• _REQUIRED TASK_
Could you copy every line from the material below in which "лучших" appears?

* START *

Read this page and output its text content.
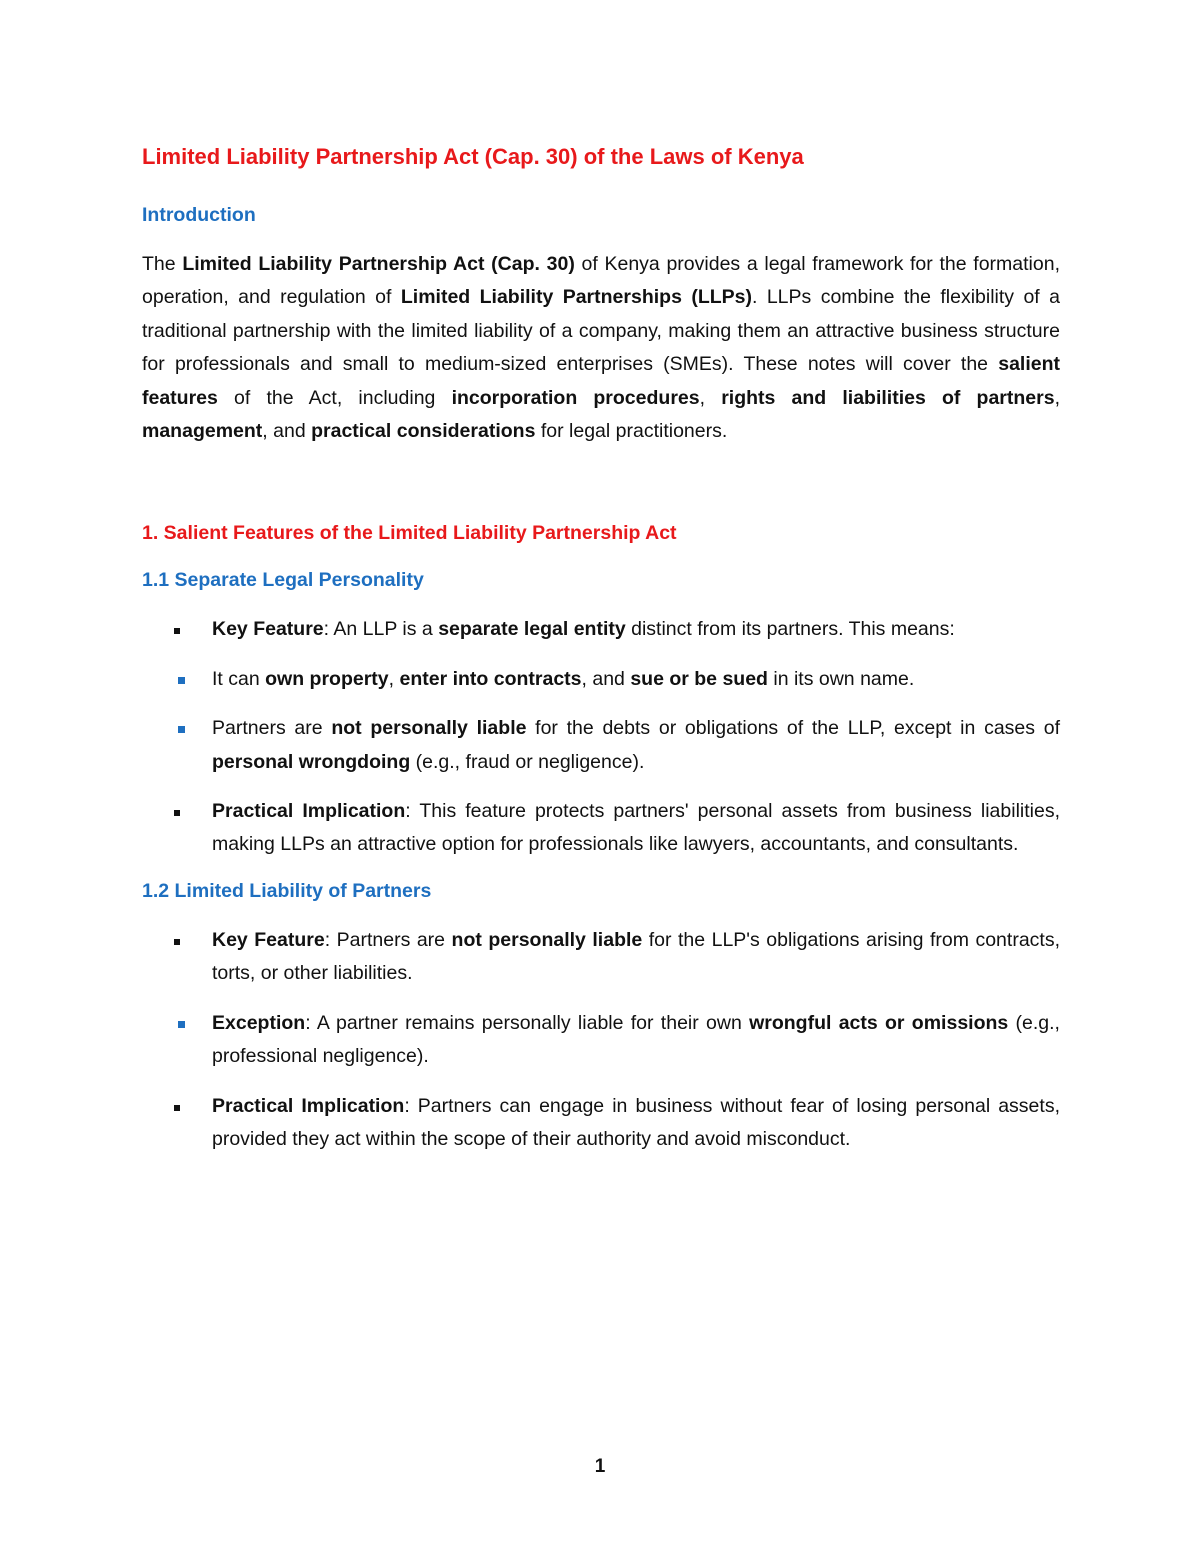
Limited Liability Partnership Act (Cap. 30) of the Laws of Kenya
Introduction

The Limited Liability Partnership Act (Cap. 30) of Kenya provides a legal framework for the formation, operation, and regulation of Limited Liability Partnerships (LLPs). LLPs combine the flexibility of a traditional partnership with the limited liability of a company, making them an attractive business structure for professionals and small to medium-sized enterprises (SMEs). These notes will cover the salient features of the Act, including incorporation procedures, rights and liabilities of partners, management, and practical considerations for legal practitioners.

1. Salient Features of the Limited Liability Partnership Act
1.1 Separate Legal Personality
Key Feature: An LLP is a separate legal entity distinct from its partners. This means:
It can own property, enter into contracts, and sue or be sued in its own name.
Partners are not personally liable for the debts or obligations of the LLP, except in cases of personal wrongdoing (e.g., fraud or negligence).
Practical Implication: This feature protects partners' personal assets from business liabilities, making LLPs an attractive option for professionals like lawyers, accountants, and consultants.
1.2 Limited Liability of Partners
Key Feature: Partners are not personally liable for the LLP's obligations arising from contracts, torts, or other liabilities.
Exception: A partner remains personally liable for their own wrongful acts or omissions (e.g., professional negligence).
Practical Implication: Partners can engage in business without fear of losing personal assets, provided they act within the scope of their authority and avoid misconduct.
1
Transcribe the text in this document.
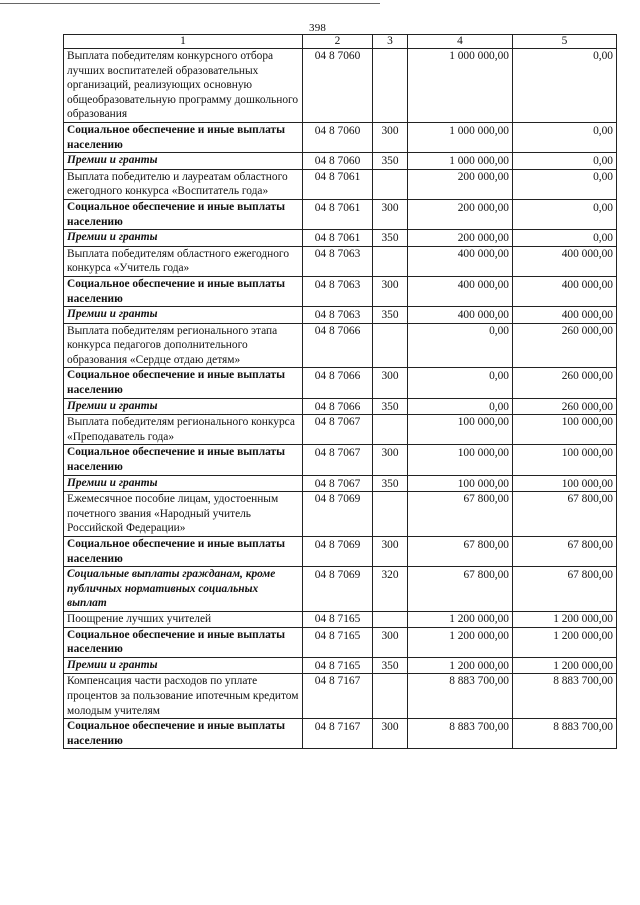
398
1	2	3	4	5
Выплата победителям конкурсного отбора лучших воспитателей образовательных организаций, реализующих основную общеобразовательную программу дошкольного образования	04 8 7060		1 000 000,00	0,00
Социальное обеспечение и иные выплаты населению	04 8 7060	300	1 000 000,00	0,00
Премии и гранты	04 8 7060	350	1 000 000,00	0,00
Выплата победителю и лауреатам областного ежегодного конкурса «Воспитатель года»	04 8 7061		200 000,00	0,00
Социальное обеспечение и иные выплаты населению	04 8 7061	300	200 000,00	0,00
Премии и гранты	04 8 7061	350	200 000,00	0,00
Выплата победителям областного ежегодного конкурса «Учитель года»	04 8 7063		400 000,00	400 000,00
Социальное обеспечение и иные выплаты населению	04 8 7063	300	400 000,00	400 000,00
Премии и гранты	04 8 7063	350	400 000,00	400 000,00
Выплата победителям регионального этапа конкурса педагогов дополнительного образования «Сердце отдаю детям»	04 8 7066		0,00	260 000,00
Социальное обеспечение и иные выплаты населению	04 8 7066	300	0,00	260 000,00
Премии и гранты	04 8 7066	350	0,00	260 000,00
Выплата победителям регионального конкурса «Преподаватель года»	04 8 7067		100 000,00	100 000,00
Социальное обеспечение и иные выплаты населению	04 8 7067	300	100 000,00	100 000,00
Премии и гранты	04 8 7067	350	100 000,00	100 000,00
Ежемесячное пособие лицам, удостоенным почетного звания «Народный учитель Российской Федерации»	04 8 7069		67 800,00	67 800,00
Социальное обеспечение и иные выплаты населению	04 8 7069	300	67 800,00	67 800,00
Социальные выплаты гражданам, кроме публичных нормативных социальных выплат	04 8 7069	320	67 800,00	67 800,00
Поощрение лучших учителей	04 8 7165		1 200 000,00	1 200 000,00
Социальное обеспечение и иные выплаты населению	04 8 7165	300	1 200 000,00	1 200 000,00
Премии и гранты	04 8 7165	350	1 200 000,00	1 200 000,00
Компенсация части расходов по уплате процентов за пользование ипотечным кредитом молодым учителям	04 8 7167		8 883 700,00	8 883 700,00
Социальное обеспечение и иные выплаты населению	04 8 7167	300	8 883 700,00	8 883 700,00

* END *

• _COMPLETE OUTPUT_
Выплата победителям конкурсного отбора лучших воспитателей образовательных организаций, реализующих основную общеобразовательную программу дошкольного образования	04 8 7060		1 000 000,00	0,00
Поощрение лучших учителей	04 8 7165		1 200 000,00	1 200 000,00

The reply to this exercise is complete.